Copy every line, leaving nothing out and adding nothing.
** START **
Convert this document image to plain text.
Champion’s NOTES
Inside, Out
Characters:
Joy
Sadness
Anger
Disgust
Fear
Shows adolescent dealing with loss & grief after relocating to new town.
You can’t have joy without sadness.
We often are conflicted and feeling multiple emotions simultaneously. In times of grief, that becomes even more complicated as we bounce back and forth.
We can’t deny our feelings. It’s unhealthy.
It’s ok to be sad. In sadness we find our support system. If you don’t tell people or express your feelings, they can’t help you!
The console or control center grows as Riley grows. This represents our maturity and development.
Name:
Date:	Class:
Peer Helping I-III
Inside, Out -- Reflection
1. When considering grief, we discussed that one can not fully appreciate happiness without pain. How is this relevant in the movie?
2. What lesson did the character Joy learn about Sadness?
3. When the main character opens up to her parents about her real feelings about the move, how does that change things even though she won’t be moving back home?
** END **
THE SOLUTION >>
Convert this document image to plain text.
Champion’s NOTES
Inside, Out
Characters:
Joy
Sadness
Anger
Disgust
Fear
Shows adolescent dealing with loss & grief after relocating to new town.
You can’t have joy without sadness.
We often are conflicted and feeling multiple emotions simultaneously. In times of grief, that becomes even more complicated as we bounce back and forth.
We can’t deny our feelings. It’s unhealthy.
It’s ok to be sad. In sadness we find our support system. If you don’t tell people or express your feelings, they can’t help you!
The console or control center grows as Riley grows. This represents our maturity and development.
Name:
Date:	Class:
Peer Helping I-III
Inside, Out -- Reflection
1. When considering grief, we discussed that one can not fully appreciate happiness without pain. How is this relevant in the movie?
2. What lesson did the character Joy learn about Sadness?
3. When the main character opens up to her parents about her real feelings about the move, how does that change things even though she won’t be moving back home?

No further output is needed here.